▸ **EXERCISE**
Reproduce every entry exactly, without alteration.

----------

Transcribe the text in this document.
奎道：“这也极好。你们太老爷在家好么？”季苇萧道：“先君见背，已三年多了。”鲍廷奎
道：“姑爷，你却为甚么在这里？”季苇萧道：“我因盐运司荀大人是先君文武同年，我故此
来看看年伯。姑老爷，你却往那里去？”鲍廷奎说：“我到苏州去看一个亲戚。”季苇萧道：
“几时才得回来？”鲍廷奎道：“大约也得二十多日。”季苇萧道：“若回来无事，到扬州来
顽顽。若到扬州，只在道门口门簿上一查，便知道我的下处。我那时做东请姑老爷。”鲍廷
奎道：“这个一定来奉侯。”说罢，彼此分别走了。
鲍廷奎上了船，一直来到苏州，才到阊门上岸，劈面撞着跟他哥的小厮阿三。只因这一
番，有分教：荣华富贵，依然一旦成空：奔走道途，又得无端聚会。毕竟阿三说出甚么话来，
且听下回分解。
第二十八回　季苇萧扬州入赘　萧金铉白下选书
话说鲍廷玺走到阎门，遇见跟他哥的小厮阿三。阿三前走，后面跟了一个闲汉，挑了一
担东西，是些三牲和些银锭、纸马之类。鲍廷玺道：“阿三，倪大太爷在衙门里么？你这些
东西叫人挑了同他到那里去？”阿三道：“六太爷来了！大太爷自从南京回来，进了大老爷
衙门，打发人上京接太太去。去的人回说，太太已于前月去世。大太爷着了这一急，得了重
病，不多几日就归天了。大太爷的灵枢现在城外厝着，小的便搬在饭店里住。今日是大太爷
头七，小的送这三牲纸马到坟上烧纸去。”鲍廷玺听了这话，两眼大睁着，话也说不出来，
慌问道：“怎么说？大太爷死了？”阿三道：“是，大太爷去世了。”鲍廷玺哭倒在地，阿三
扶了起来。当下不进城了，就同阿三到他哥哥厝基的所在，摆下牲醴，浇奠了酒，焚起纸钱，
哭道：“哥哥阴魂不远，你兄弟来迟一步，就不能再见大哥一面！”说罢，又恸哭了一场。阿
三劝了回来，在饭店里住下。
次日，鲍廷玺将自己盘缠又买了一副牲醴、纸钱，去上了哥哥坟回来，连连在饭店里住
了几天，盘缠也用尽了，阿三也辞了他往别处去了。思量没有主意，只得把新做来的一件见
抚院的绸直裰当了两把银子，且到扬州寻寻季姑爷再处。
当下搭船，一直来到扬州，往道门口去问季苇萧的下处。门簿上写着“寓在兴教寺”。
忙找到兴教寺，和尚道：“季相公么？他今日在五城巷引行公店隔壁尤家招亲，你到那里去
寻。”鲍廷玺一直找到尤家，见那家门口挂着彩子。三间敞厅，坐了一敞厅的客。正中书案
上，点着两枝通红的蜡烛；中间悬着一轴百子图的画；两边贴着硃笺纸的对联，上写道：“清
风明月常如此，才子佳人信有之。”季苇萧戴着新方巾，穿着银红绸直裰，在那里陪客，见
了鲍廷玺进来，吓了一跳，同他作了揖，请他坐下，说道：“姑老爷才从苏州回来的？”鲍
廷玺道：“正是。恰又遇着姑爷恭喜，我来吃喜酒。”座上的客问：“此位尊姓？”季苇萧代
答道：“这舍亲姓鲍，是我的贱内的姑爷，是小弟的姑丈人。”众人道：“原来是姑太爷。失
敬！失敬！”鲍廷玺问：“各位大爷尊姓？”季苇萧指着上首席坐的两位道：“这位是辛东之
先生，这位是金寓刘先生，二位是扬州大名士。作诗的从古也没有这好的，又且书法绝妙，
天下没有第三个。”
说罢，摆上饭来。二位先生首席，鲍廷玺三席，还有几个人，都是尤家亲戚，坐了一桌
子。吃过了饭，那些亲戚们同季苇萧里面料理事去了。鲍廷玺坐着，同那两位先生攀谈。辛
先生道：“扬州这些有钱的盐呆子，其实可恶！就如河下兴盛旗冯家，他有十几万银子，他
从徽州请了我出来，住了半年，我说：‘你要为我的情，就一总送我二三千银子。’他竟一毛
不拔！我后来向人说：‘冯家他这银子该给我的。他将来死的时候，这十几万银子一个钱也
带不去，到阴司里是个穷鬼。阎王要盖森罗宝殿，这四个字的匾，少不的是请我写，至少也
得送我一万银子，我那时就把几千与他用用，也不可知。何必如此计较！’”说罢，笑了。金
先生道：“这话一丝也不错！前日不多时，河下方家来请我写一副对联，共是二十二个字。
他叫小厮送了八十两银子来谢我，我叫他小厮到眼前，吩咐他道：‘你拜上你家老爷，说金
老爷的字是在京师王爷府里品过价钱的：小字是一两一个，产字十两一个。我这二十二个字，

----------

▸ **ANSWER TO THIS TASK**
Transcribe the text in this document.
奎道：“这也极好。你们太老爷在家好么？”季苇萧道：“先君见背，已三年多了。”鲍廷奎
道：“姑爷，你却为甚么在这里？”季苇萧道：“我因盐运司荀大人是先君文武同年，我故此
来看看年伯。姑老爷，你却往那里去？”鲍廷奎说：“我到苏州去看一个亲戚。”季苇萧道：
“几时才得回来？”鲍廷奎道：“大约也得二十多日。”季苇萧道：“若回来无事，到扬州来
顽顽。若到扬州，只在道门口门簿上一查，便知道我的下处。我那时做东请姑老爷。”鲍廷
奎道：“这个一定来奉侯。”说罢，彼此分别走了。
鲍廷奎上了船，一直来到苏州，才到阊门上岸，劈面撞着跟他哥的小厮阿三。只因这一
番，有分教：荣华富贵，依然一旦成空：奔走道途，又得无端聚会。毕竟阿三说出甚么话来，
且听下回分解。
第二十八回　季苇萧扬州入赘　萧金铉白下选书
话说鲍廷玺走到阎门，遇见跟他哥的小厮阿三。阿三前走，后面跟了一个闲汉，挑了一
担东西，是些三牲和些银锭、纸马之类。鲍廷玺道：“阿三，倪大太爷在衙门里么？你这些
东西叫人挑了同他到那里去？”阿三道：“六太爷来了！大太爷自从南京回来，进了大老爷
衙门，打发人上京接太太去。去的人回说，太太已于前月去世。大太爷着了这一急，得了重
病，不多几日就归天了。大太爷的灵枢现在城外厝着，小的便搬在饭店里住。今日是大太爷
头七，小的送这三牲纸马到坟上烧纸去。”鲍廷玺听了这话，两眼大睁着，话也说不出来，
慌问道：“怎么说？大太爷死了？”阿三道：“是，大太爷去世了。”鲍廷玺哭倒在地，阿三
扶了起来。当下不进城了，就同阿三到他哥哥厝基的所在，摆下牲醴，浇奠了酒，焚起纸钱，
哭道：“哥哥阴魂不远，你兄弟来迟一步，就不能再见大哥一面！”说罢，又恸哭了一场。阿
三劝了回来，在饭店里住下。
次日，鲍廷玺将自己盘缠又买了一副牲醴、纸钱，去上了哥哥坟回来，连连在饭店里住
了几天，盘缠也用尽了，阿三也辞了他往别处去了。思量没有主意，只得把新做来的一件见
抚院的绸直裰当了两把银子，且到扬州寻寻季姑爷再处。
当下搭船，一直来到扬州，往道门口去问季苇萧的下处。门簿上写着“寓在兴教寺”。
忙找到兴教寺，和尚道：“季相公么？他今日在五城巷引行公店隔壁尤家招亲，你到那里去
寻。”鲍廷玺一直找到尤家，见那家门口挂着彩子。三间敞厅，坐了一敞厅的客。正中书案
上，点着两枝通红的蜡烛；中间悬着一轴百子图的画；两边贴着硃笺纸的对联，上写道：“清
风明月常如此，才子佳人信有之。”季苇萧戴着新方巾，穿着银红绸直裰，在那里陪客，见
了鲍廷玺进来，吓了一跳，同他作了揖，请他坐下，说道：“姑老爷才从苏州回来的？”鲍
廷玺道：“正是。恰又遇着姑爷恭喜，我来吃喜酒。”座上的客问：“此位尊姓？”季苇萧代
答道：“这舍亲姓鲍，是我的贱内的姑爷，是小弟的姑丈人。”众人道：“原来是姑太爷。失
敬！失敬！”鲍廷玺问：“各位大爷尊姓？”季苇萧指着上首席坐的两位道：“这位是辛东之
先生，这位是金寓刘先生，二位是扬州大名士。作诗的从古也没有这好的，又且书法绝妙，
天下没有第三个。”
说罢，摆上饭来。二位先生首席，鲍廷玺三席，还有几个人，都是尤家亲戚，坐了一桌
子。吃过了饭，那些亲戚们同季苇萧里面料理事去了。鲍廷玺坐着，同那两位先生攀谈。辛
先生道：“扬州这些有钱的盐呆子，其实可恶！就如河下兴盛旗冯家，他有十几万银子，他
从徽州请了我出来，住了半年，我说：‘你要为我的情，就一总送我二三千银子。’他竟一毛
不拔！我后来向人说：‘冯家他这银子该给我的。他将来死的时候，这十几万银子一个钱也
带不去，到阴司里是个穷鬼。阎王要盖森罗宝殿，这四个字的匾，少不的是请我写，至少也
得送我一万银子，我那时就把几千与他用用，也不可知。何必如此计较！’”说罢，笑了。金
先生道：“这话一丝也不错！前日不多时，河下方家来请我写一副对联，共是二十二个字。
他叫小厮送了八十两银子来谢我，我叫他小厮到眼前，吩咐他道：‘你拜上你家老爷，说金
老爷的字是在京师王爷府里品过价钱的：小字是一两一个，产字十两一个。我这二十二个字，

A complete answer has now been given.